▶ **Texte présenté**:

Dire que le nouvel opus de SCH était attendu relève de l'euphémisme tant Julius Tome I fut un succès critique, et s'est transformé en espèce d'objet de fascination chez les fans de rap.
Rooftop, sorte de respiration entre les deux tomes avait pu contenter le plus grand nombre, via des banger plus qu'appréciables (Interlude, Cervelle notamment) mais le grand public réclamait le retour de Julius. Et ce d'autant que les nombreuses apparitions d'SCH en feat sur 2020 ont fait monter la pression. Sans parler de son couplet sur Bande Organisée qui l'a définitivement installé sur le trône des rappeurs fr les plus streamés.
C'est chose faite en ce 19 mars. On connaissait depuis un peu plus d'un mois Gibraltar - Marché Noir, accompagné d'un clip à l'inspiration toujours plus Gomorresque et qui nous replongeait dans l'ambiance mafieuse, sombre du premier tome. Véritable raz de marée sur les RS, Marché noir, pourtant plutôt simple avec 3 minutes de kickage pur était là pour nous rappeler au bon souvenir du cracheur de feu qu'est SCH. Puis, lundi dernier est venu sur COLORS, Loup Noir , titre assez fou ou cette fois-ci SCH nous a rappelé qu'il possède une plume toujours aussi affutée, à l'accent familial et poignante. Nous avions donc le début et la fin du projet à notre disposition, il ne nous restait plus qu'à découvrir la suite des aventures de Julius.
Première bonne nouvelle, on a le plaisir de retrouver le grand José Luccioni (voix d'Al Pacino française) pour des interludes toujours aussi puissantes et intégrées à la direction artistique du projet.

▶ **Consigne de l'exercice**:
Citez le passage du texte présenté qui débute par « Dire que le » et se poursuit jusqu'à « les plus streamés. ». Les entrées constituent un matériau distinct, sans rapport avec le texte présenté.

▶ **Données fournies**:

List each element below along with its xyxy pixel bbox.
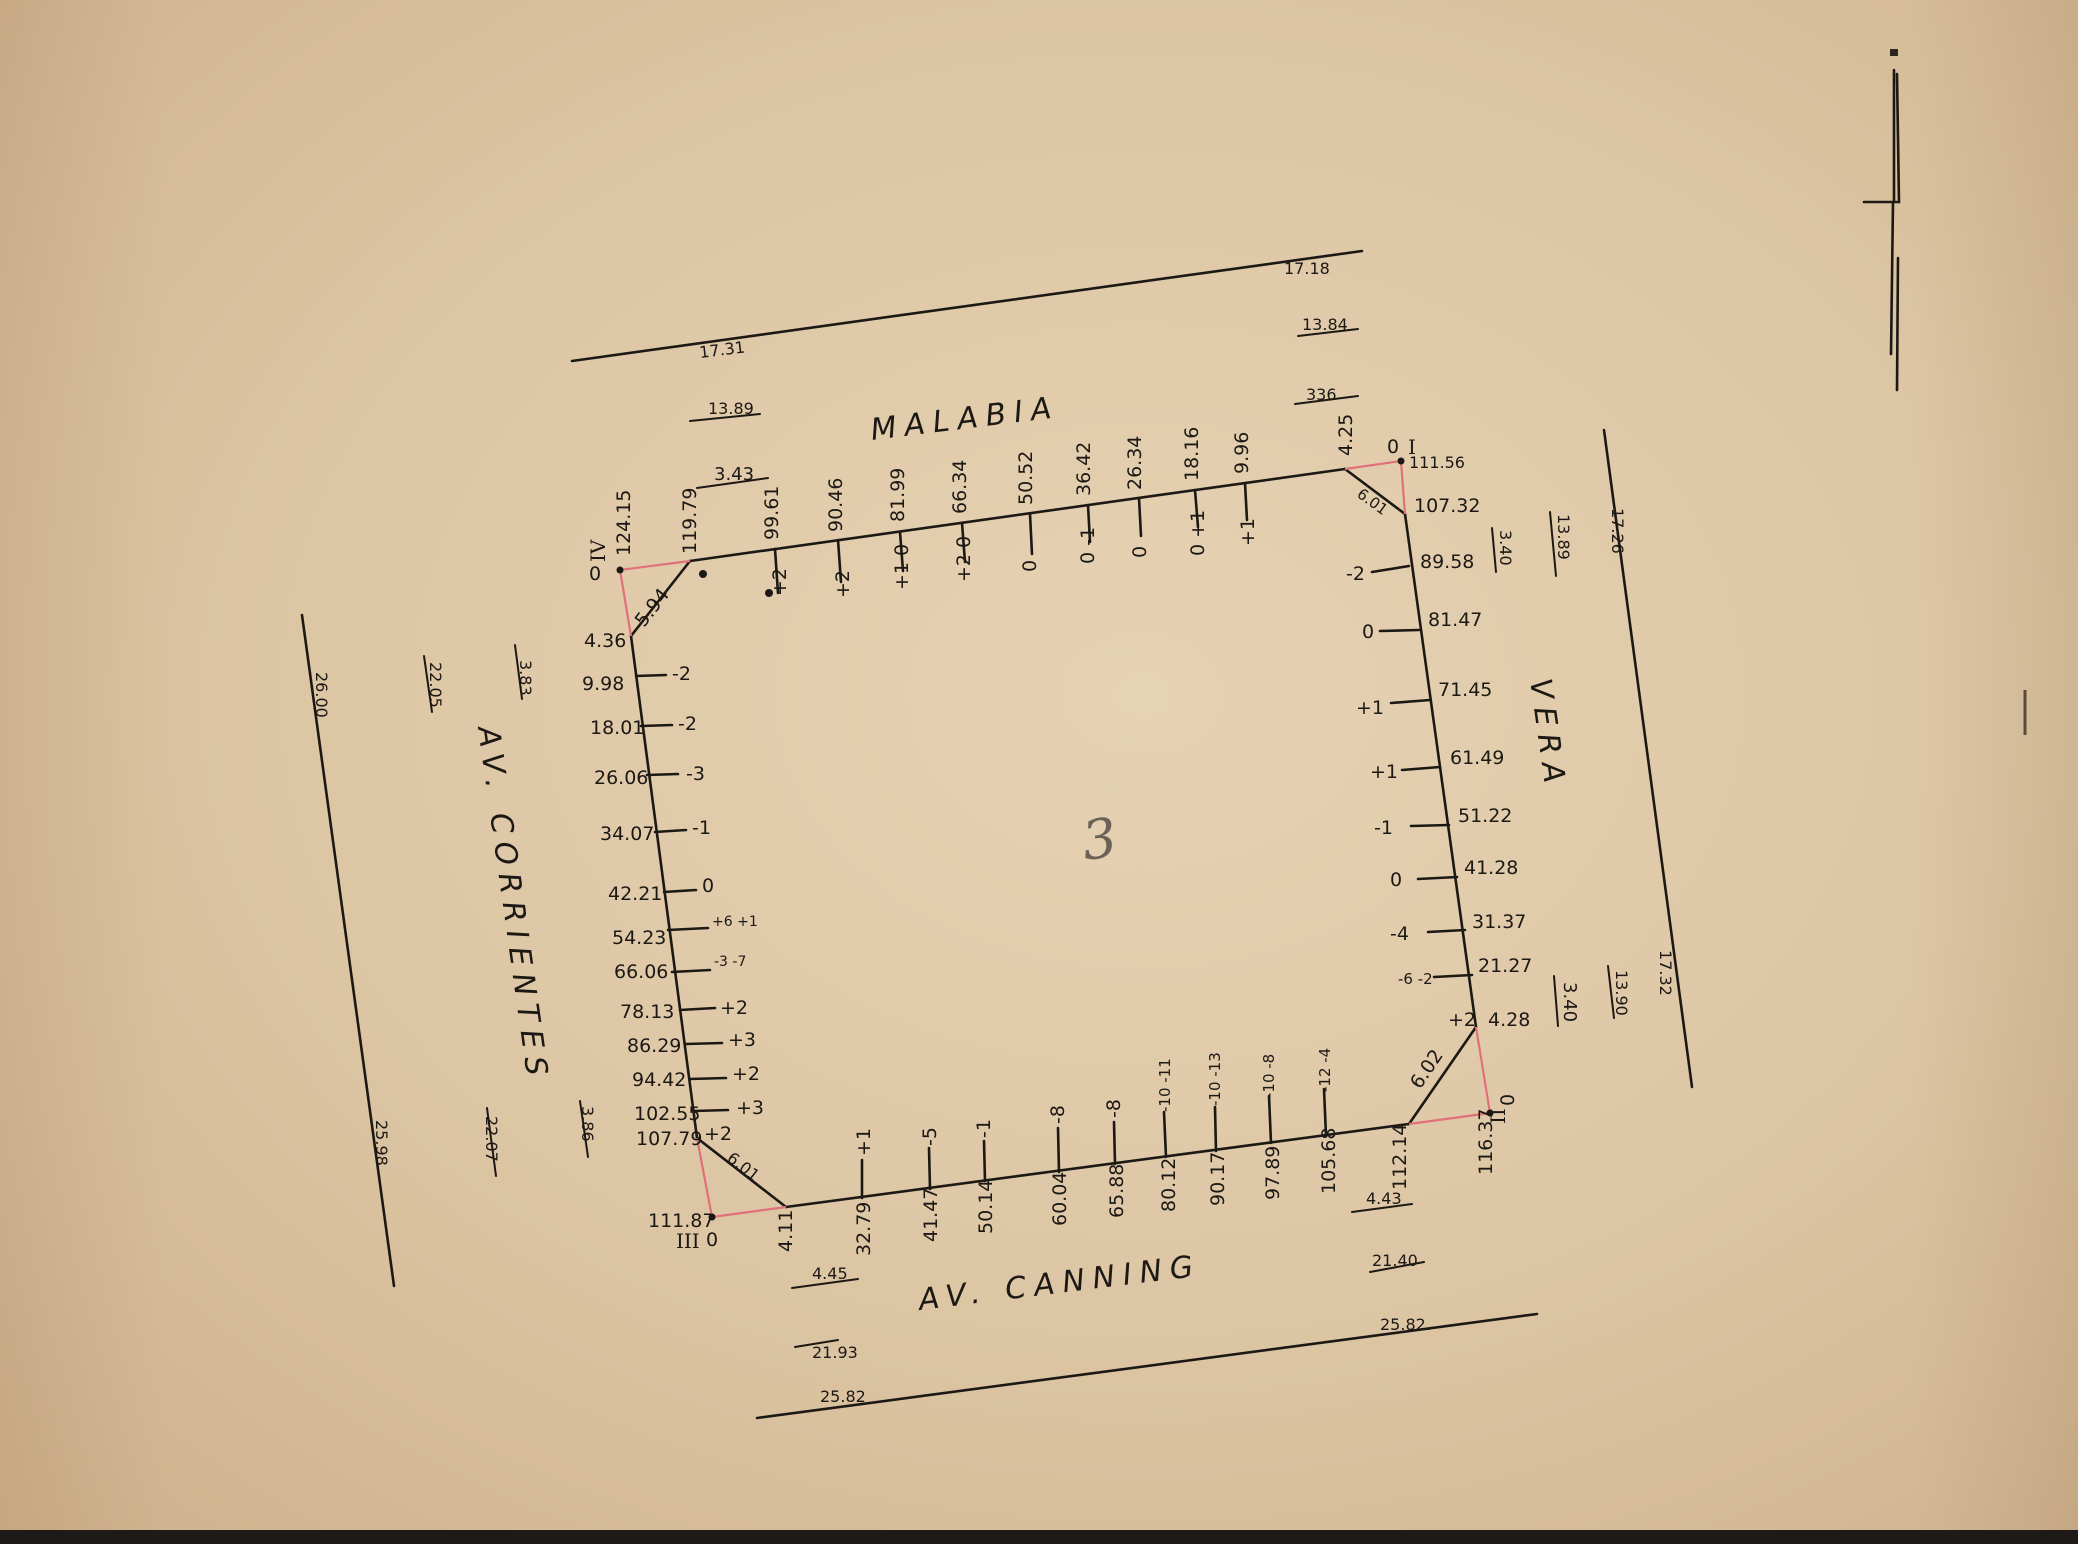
svg-text:66.34: 66.34 — [949, 460, 971, 514]
street-name-west: AV. CORRIENTES — [470, 722, 555, 1085]
svg-text:25.82.: 25.82. — [1380, 1315, 1431, 1334]
svg-text:-5: -5 — [919, 1127, 941, 1146]
chamfer-ne-length: 6.01 — [1354, 485, 1392, 519]
svg-text:26.34: 26.34 — [1124, 436, 1146, 490]
svg-text:17.32: 17.32 — [1656, 950, 1675, 996]
svg-text:-2: -2 — [678, 713, 697, 735]
svg-text:18.01: 18.01 — [590, 717, 644, 739]
svg-text:+1: +1 — [1356, 697, 1384, 719]
svg-text:102.55: 102.55 — [634, 1103, 700, 1125]
north-labels: 99.61 90.46 81.99 66.34 50.52 36.42 26.3… — [761, 427, 1259, 598]
svg-text:80.12: 80.12 — [1158, 1158, 1180, 1212]
svg-text:111.56: 111.56 — [1409, 453, 1465, 472]
svg-text:III: III — [676, 1229, 700, 1253]
svg-text:13.89: 13.89 — [1554, 514, 1573, 560]
svg-text:-2: -2 — [672, 663, 691, 685]
svg-text:-1: -1 — [692, 817, 711, 839]
svg-text:IV: IV — [586, 539, 610, 562]
svg-text:50.14: 50.14 — [975, 1180, 997, 1234]
east-street-widths: 17.26 17.32 13.89 13.90 3.40 3.40 — [1492, 508, 1675, 1026]
svg-text:81.99: 81.99 — [887, 468, 909, 522]
south-labels: 32.79 41.47 50.14 60.04 65.88 80.12 90.1… — [853, 1048, 1340, 1256]
svg-text:41.28: 41.28 — [1464, 857, 1518, 879]
west-labels: 9.98 18.01 26.06 34.07 42.21 54.23 66.06… — [582, 663, 764, 1125]
chamfer-se-start: 4.28 — [1488, 1009, 1530, 1031]
svg-text:54.23: 54.23 — [612, 927, 666, 949]
svg-text:61.49: 61.49 — [1450, 747, 1504, 769]
svg-text:0: 0 — [1019, 560, 1041, 572]
svg-text:89.58: 89.58 — [1420, 551, 1474, 573]
block-number: 3 — [1078, 806, 1121, 873]
svg-text:0: 0 — [1387, 436, 1399, 458]
svg-text:90.17: 90.17 — [1207, 1152, 1229, 1206]
svg-text:-10 -13: -10 -13 — [1206, 1052, 1224, 1106]
chamfer-nw-start: 119.79 — [679, 488, 701, 554]
svg-text:+1: +1 — [1370, 761, 1398, 783]
chamfer-sw-level: +2 — [704, 1123, 732, 1145]
svg-text:105.68: 105.68 — [1318, 1128, 1340, 1194]
svg-text:-10 -11: -10 -11 — [1156, 1058, 1174, 1112]
svg-text:+1: +1 — [853, 1128, 875, 1156]
svg-text:+3: +3 — [728, 1029, 756, 1051]
svg-text:111.87: 111.87 — [648, 1210, 714, 1232]
svg-text:0: 0 — [1129, 546, 1151, 558]
svg-text:0: 0 — [702, 875, 714, 897]
chamfer-se-level: +2 — [1448, 1009, 1476, 1031]
corner-I: I 0 111.56 — [1387, 435, 1465, 472]
svg-text:+2: +2 — [769, 568, 791, 596]
svg-text:-12 -4: -12 -4 — [1316, 1048, 1334, 1092]
svg-text:21.27: 21.27 — [1478, 955, 1532, 977]
svg-text:60.04: 60.04 — [1049, 1172, 1071, 1226]
svg-text:+1 0: +1 0 — [891, 544, 913, 590]
south-street-widths: 25.82 25.82. 21.93 21.40 4.45 4.43 — [792, 1189, 1431, 1406]
svg-text:17.18: 17.18 — [1284, 259, 1330, 278]
corner-III: III 0 111.87 — [648, 1210, 718, 1253]
svg-text:86.29: 86.29 — [627, 1035, 681, 1057]
svg-text:-1: -1 — [973, 1119, 995, 1138]
svg-text:81.47: 81.47 — [1428, 609, 1482, 631]
north-arrow-icon — [1864, 49, 1899, 390]
svg-text:31.37: 31.37 — [1472, 911, 1526, 933]
svg-text:51.22: 51.22 — [1458, 805, 1512, 827]
svg-text:65.88: 65.88 — [1106, 1164, 1128, 1218]
svg-text:25.82: 25.82 — [820, 1387, 866, 1406]
corner-II: II 0 116.37 — [1475, 1094, 1519, 1175]
chamfer-ne-end: 107.32 — [1414, 495, 1480, 517]
svg-text:9.98: 9.98 — [582, 673, 624, 695]
svg-text:78.13: 78.13 — [620, 1001, 674, 1023]
svg-text:42.21: 42.21 — [608, 883, 662, 905]
svg-text:+3: +3 — [736, 1097, 764, 1119]
svg-text:-10 -8: -10 -8 — [1260, 1054, 1278, 1098]
chamfer-se-end: 112.14 — [1389, 1124, 1411, 1190]
street-name-north: MALABIA — [869, 390, 1061, 448]
svg-text:+2: +2 — [832, 570, 854, 598]
svg-text:+2: +2 — [732, 1063, 760, 1085]
chamfer-sw-end: 4.11 — [775, 1210, 797, 1252]
svg-text:-8: -8 — [1103, 1099, 1125, 1118]
svg-text:90.46: 90.46 — [825, 478, 847, 532]
svg-text:36.42: 36.42 — [1073, 442, 1095, 496]
svg-text:9.96: 9.96 — [1231, 432, 1253, 474]
street-name-east: VERA — [1522, 676, 1572, 793]
svg-text:3.40: 3.40 — [1559, 982, 1580, 1022]
svg-text:71.45: 71.45 — [1438, 679, 1492, 701]
survey-sheet: MALABIA VERA AV. CANNING AV. CORRIENTES … — [0, 0, 2078, 1544]
chamfer-se-length: 6.02 — [1406, 1045, 1448, 1092]
svg-text:124.15: 124.15 — [613, 490, 635, 556]
svg-text:0 +1: 0 +1 — [1187, 510, 1209, 556]
svg-text:-2: -2 — [1346, 563, 1365, 585]
svg-text:+1: +1 — [1237, 518, 1259, 546]
svg-text:3.40: 3.40 — [1496, 530, 1515, 566]
svg-text:18.16: 18.16 — [1181, 427, 1203, 481]
svg-text:0 -1: 0 -1 — [1077, 527, 1099, 564]
svg-text:-8: -8 — [1047, 1105, 1069, 1124]
svg-text:94.42: 94.42 — [632, 1069, 686, 1091]
svg-text:26.06: 26.06 — [594, 767, 648, 789]
svg-text:25.98: 25.98 — [372, 1120, 391, 1166]
svg-text:0: 0 — [1390, 869, 1402, 891]
svg-text:-1: -1 — [1374, 817, 1393, 839]
svg-text:+2: +2 — [720, 997, 748, 1019]
svg-text:32.79: 32.79 — [853, 1202, 875, 1256]
svg-text:116.37: 116.37 — [1475, 1109, 1497, 1175]
chamfer-ne-start: 4.25 — [1335, 414, 1357, 456]
chamfer-sw-length: 6.01 — [724, 1148, 764, 1185]
corner-IV: IV 0 124.15 — [586, 490, 635, 585]
svg-text:97.89: 97.89 — [1262, 1146, 1284, 1200]
svg-text:13.90: 13.90 — [1612, 970, 1631, 1016]
west-street-widths: 26.00 25.98 22.05 22.07 3.83 3.86 — [312, 645, 597, 1176]
svg-text:34.07: 34.07 — [600, 823, 654, 845]
svg-text:-3 -7: -3 -7 — [714, 954, 746, 970]
svg-text:66.06: 66.06 — [614, 961, 668, 983]
svg-text:-4: -4 — [1390, 923, 1409, 945]
svg-text:-3: -3 — [686, 763, 705, 785]
svg-text:41.47: 41.47 — [920, 1188, 942, 1242]
chamfer-nw-end: 4.36 — [584, 630, 626, 652]
svg-text:+2 0: +2 0 — [953, 536, 975, 582]
svg-text:99.61: 99.61 — [761, 486, 783, 540]
chamfer-sw-start: 107.79 — [636, 1128, 702, 1150]
svg-text:17.26: 17.26 — [1608, 508, 1627, 554]
svg-text:0: 0 — [1362, 621, 1374, 643]
svg-text:0: 0 — [706, 1229, 718, 1251]
survey-drawing: MALABIA VERA AV. CANNING AV. CORRIENTES … — [0, 0, 2078, 1544]
svg-text:50.52: 50.52 — [1015, 451, 1037, 505]
svg-text:0: 0 — [1497, 1094, 1519, 1106]
svg-text:+6 +1: +6 +1 — [712, 914, 758, 930]
svg-text:0: 0 — [589, 563, 601, 585]
svg-text:-6 -2: -6 -2 — [1398, 970, 1433, 988]
svg-text:21.93: 21.93 — [812, 1343, 858, 1362]
street-name-south: AV. CANNING — [915, 1249, 1203, 1319]
svg-text:26.00: 26.00 — [312, 672, 331, 718]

▶ **Réponse attendue**:
Dire que le nouvel opus de SCH était attendu relève de l'euphémisme tant Julius Tome I fut un succès critique, et s'est transformé en espèce d'objet de fascination chez les fans de rap.
Rooftop, sorte de respiration entre les deux tomes avait pu contenter le plus grand nombre, via des banger plus qu'appréciables (Interlude, Cervelle notamment) mais le grand public réclamait le retour de Julius. Et ce d'autant que les nombreuses apparitions d'SCH en feat sur 2020 ont fait monter la pression. Sans parler de son couplet sur Bande Organisée qui l'a définitivement installé sur le trône des rappeurs fr les plus streamés.